Stored dataset items:
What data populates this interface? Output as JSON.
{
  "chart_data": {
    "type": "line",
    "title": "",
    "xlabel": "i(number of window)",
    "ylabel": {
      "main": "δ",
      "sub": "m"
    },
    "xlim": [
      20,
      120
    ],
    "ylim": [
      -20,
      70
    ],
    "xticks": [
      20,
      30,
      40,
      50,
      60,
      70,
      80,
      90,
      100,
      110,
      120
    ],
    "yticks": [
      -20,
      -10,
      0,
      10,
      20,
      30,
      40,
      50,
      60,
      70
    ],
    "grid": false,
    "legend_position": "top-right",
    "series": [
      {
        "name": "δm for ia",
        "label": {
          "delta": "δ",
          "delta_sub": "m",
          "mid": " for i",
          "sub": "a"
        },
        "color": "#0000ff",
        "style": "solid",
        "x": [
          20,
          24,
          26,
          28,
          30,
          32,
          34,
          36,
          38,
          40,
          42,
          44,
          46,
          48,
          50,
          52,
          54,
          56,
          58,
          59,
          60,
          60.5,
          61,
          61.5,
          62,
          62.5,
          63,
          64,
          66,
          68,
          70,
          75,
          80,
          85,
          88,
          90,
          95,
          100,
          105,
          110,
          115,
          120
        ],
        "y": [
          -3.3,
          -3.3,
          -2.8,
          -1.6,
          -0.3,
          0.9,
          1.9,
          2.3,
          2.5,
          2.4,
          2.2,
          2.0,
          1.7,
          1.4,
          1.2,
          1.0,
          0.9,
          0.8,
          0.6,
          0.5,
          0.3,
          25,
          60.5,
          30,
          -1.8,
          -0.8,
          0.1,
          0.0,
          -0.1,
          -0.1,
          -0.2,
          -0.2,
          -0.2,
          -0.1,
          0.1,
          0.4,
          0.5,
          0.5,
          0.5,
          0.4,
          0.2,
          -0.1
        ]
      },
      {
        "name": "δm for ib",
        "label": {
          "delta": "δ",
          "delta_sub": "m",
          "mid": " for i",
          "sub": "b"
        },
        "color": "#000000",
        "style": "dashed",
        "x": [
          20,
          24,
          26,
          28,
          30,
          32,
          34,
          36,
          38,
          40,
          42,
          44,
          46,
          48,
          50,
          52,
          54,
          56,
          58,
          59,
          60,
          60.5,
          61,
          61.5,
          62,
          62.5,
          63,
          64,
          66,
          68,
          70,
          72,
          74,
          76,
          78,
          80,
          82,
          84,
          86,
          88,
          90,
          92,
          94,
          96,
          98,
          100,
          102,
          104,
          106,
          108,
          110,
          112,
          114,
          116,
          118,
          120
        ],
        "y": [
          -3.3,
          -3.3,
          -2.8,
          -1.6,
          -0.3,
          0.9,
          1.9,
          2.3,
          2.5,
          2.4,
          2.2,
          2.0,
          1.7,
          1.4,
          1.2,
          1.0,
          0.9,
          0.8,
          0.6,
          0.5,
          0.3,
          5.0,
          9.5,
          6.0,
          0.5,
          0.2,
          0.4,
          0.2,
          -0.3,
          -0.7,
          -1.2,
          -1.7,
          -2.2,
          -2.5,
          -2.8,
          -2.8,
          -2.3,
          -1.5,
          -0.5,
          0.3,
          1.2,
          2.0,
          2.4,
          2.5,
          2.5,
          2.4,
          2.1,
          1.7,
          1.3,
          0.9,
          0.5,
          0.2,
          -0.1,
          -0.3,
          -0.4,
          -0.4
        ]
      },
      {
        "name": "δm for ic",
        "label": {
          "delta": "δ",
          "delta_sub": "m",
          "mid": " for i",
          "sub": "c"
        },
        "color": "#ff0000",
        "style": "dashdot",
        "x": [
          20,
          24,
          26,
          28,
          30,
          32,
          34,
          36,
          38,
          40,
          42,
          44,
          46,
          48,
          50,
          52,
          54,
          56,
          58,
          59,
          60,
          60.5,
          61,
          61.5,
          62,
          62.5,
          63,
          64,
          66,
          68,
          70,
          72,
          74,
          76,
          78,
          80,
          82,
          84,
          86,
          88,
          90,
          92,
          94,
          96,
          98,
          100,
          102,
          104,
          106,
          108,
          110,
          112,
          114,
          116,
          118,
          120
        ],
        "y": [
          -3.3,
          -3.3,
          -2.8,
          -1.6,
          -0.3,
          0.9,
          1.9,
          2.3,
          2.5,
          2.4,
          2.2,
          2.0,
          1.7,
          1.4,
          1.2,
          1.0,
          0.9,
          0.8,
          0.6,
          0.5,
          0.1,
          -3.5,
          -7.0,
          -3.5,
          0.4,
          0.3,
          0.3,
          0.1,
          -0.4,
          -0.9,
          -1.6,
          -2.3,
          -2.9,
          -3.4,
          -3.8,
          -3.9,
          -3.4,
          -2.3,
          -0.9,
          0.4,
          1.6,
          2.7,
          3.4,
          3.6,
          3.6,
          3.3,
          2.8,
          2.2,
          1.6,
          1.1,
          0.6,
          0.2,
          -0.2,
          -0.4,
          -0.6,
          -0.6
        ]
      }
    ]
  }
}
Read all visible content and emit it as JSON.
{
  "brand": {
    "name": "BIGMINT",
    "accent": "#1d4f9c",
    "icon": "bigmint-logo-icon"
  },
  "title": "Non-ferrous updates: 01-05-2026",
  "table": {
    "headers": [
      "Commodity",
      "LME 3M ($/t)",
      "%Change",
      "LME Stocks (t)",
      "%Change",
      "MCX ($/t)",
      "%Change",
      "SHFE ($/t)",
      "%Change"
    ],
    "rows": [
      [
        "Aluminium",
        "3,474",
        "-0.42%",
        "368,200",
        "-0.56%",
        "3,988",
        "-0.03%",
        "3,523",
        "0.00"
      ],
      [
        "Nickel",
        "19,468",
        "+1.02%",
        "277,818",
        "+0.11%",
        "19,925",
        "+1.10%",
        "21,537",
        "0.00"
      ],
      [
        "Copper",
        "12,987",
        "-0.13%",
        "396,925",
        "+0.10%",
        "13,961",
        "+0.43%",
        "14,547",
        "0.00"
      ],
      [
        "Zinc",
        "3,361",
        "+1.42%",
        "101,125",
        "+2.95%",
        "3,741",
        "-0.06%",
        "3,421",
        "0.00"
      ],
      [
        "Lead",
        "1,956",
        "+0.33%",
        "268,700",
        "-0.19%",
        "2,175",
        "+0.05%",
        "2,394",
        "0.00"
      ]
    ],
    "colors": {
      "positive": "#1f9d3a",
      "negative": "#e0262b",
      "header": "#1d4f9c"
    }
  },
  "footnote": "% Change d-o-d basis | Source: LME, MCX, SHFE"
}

— Problem requirements —
Print the whole listing exactly as it is.

— Task output —
What data populates this interface? Output as JSON.
{
  "chart_data": {
    "type": "line",
    "title": "",
    "xlabel": "i(number of window)",
    "ylabel": {
      "main": "δ",
      "sub": "m"
    },
    "xlim": [
      20,
      120
    ],
    "ylim": [
      -20,
      70
    ],
    "xticks": [
      20,
      30,
      40,
      50,
      60,
      70,
      80,
      90,
      100,
      110,
      120
    ],
    "yticks": [
      -20,
      -10,
      0,
      10,
      20,
      30,
      40,
      50,
      60,
      70
    ],
    "grid": false,
    "legend_position": "top-right",
    "series": [
      {
        "name": "δm for ia",
        "label": {
          "delta": "δ",
          "delta_sub": "m",
          "mid": " for i",
          "sub": "a"
        },
        "color": "#0000ff",
        "style": "solid",
        "x": [
          20,
          24,
          26,
          28,
          30,
          32,
          34,
          36,
          38,
          40,
          42,
          44,
          46,
          48,
          50,
          52,
          54,
          56,
          58,
          59,
          60,
          60.5,
          61,
          61.5,
          62,
          62.5,
          63,
          64,
          66,
          68,
          70,
          75,
          80,
          85,
          88,
          90,
          95,
          100,
          105,
          110,
          115,
          120
        ],
        "y": [
          -3.3,
          -3.3,
          -2.8,
          -1.6,
          -0.3,
          0.9,
          1.9,
          2.3,
          2.5,
          2.4,
          2.2,
          2.0,
          1.7,
          1.4,
          1.2,
          1.0,
          0.9,
          0.8,
          0.6,
          0.5,
          0.3,
          25,
          60.5,
          30,
          -1.8,
          -0.8,
          0.1,
          0.0,
          -0.1,
          -0.1,
          -0.2,
          -0.2,
          -0.2,
          -0.1,
          0.1,
          0.4,
          0.5,
          0.5,
          0.5,
          0.4,
          0.2,
          -0.1
        ]
      },
      {
        "name": "δm for ib",
        "label": {
          "delta": "δ",
          "delta_sub": "m",
          "mid": " for i",
          "sub": "b"
        },
        "color": "#000000",
        "style": "dashed",
        "x": [
          20,
          24,
          26,
          28,
          30,
          32,
          34,
          36,
          38,
          40,
          42,
          44,
          46,
          48,
          50,
          52,
          54,
          56,
          58,
          59,
          60,
          60.5,
          61,
          61.5,
          62,
          62.5,
          63,
          64,
          66,
          68,
          70,
          72,
          74,
          76,
          78,
          80,
          82,
          84,
          86,
          88,
          90,
          92,
          94,
          96,
          98,
          100,
          102,
          104,
          106,
          108,
          110,
          112,
          114,
          116,
          118,
          120
        ],
        "y": [
          -3.3,
          -3.3,
          -2.8,
          -1.6,
          -0.3,
          0.9,
          1.9,
          2.3,
          2.5,
          2.4,
          2.2,
          2.0,
          1.7,
          1.4,
          1.2,
          1.0,
          0.9,
          0.8,
          0.6,
          0.5,
          0.3,
          5.0,
          9.5,
          6.0,
          0.5,
          0.2,
          0.4,
          0.2,
          -0.3,
          -0.7,
          -1.2,
          -1.7,
          -2.2,
          -2.5,
          -2.8,
          -2.8,
          -2.3,
          -1.5,
          -0.5,
          0.3,
          1.2,
          2.0,
          2.4,
          2.5,
          2.5,
          2.4,
          2.1,
          1.7,
          1.3,
          0.9,
          0.5,
          0.2,
          -0.1,
          -0.3,
          -0.4,
          -0.4
        ]
      },
      {
        "name": "δm for ic",
        "label": {
          "delta": "δ",
          "delta_sub": "m",
          "mid": " for i",
          "sub": "c"
        },
        "color": "#ff0000",
        "style": "dashdot",
        "x": [
          20,
          24,
          26,
          28,
          30,
          32,
          34,
          36,
          38,
          40,
          42,
          44,
          46,
          48,
          50,
          52,
          54,
          56,
          58,
          59,
          60,
          60.5,
          61,
          61.5,
          62,
          62.5,
          63,
          64,
          66,
          68,
          70,
          72,
          74,
          76,
          78,
          80,
          82,
          84,
          86,
          88,
          90,
          92,
          94,
          96,
          98,
          100,
          102,
          104,
          106,
          108,
          110,
          112,
          114,
          116,
          118,
          120
        ],
        "y": [
          -3.3,
          -3.3,
          -2.8,
          -1.6,
          -0.3,
          0.9,
          1.9,
          2.3,
          2.5,
          2.4,
          2.2,
          2.0,
          1.7,
          1.4,
          1.2,
          1.0,
          0.9,
          0.8,
          0.6,
          0.5,
          0.1,
          -3.5,
          -7.0,
          -3.5,
          0.4,
          0.3,
          0.3,
          0.1,
          -0.4,
          -0.9,
          -1.6,
          -2.3,
          -2.9,
          -3.4,
          -3.8,
          -3.9,
          -3.4,
          -2.3,
          -0.9,
          0.4,
          1.6,
          2.7,
          3.4,
          3.6,
          3.6,
          3.3,
          2.8,
          2.2,
          1.6,
          1.1,
          0.6,
          0.2,
          -0.2,
          -0.4,
          -0.6,
          -0.6
        ]
      }
    ]
  }
}
Read all visible content and emit it as JSON.
{
  "brand": {
    "name": "BIGMINT",
    "accent": "#1d4f9c",
    "icon": "bigmint-logo-icon"
  },
  "title": "Non-ferrous updates: 01-05-2026",
  "table": {
    "headers": [
      "Commodity",
      "LME 3M ($/t)",
      "%Change",
      "LME Stocks (t)",
      "%Change",
      "MCX ($/t)",
      "%Change",
      "SHFE ($/t)",
      "%Change"
    ],
    "rows": [
      [
        "Aluminium",
        "3,474",
        "-0.42%",
        "368,200",
        "-0.56%",
        "3,988",
        "-0.03%",
        "3,523",
        "0.00"
      ],
      [
        "Nickel",
        "19,468",
        "+1.02%",
        "277,818",
        "+0.11%",
        "19,925",
        "+1.10%",
        "21,537",
        "0.00"
      ],
      [
        "Copper",
        "12,987",
        "-0.13%",
        "396,925",
        "+0.10%",
        "13,961",
        "+0.43%",
        "14,547",
        "0.00"
      ],
      [
        "Zinc",
        "3,361",
        "+1.42%",
        "101,125",
        "+2.95%",
        "3,741",
        "-0.06%",
        "3,421",
        "0.00"
      ],
      [
        "Lead",
        "1,956",
        "+0.33%",
        "268,700",
        "-0.19%",
        "2,175",
        "+0.05%",
        "2,394",
        "0.00"
      ]
    ],
    "colors": {
      "positive": "#1f9d3a",
      "negative": "#e0262b",
      "header": "#1d4f9c"
    }
  },
  "footnote": "% Change d-o-d basis | Source: LME, MCX, SHFE"
}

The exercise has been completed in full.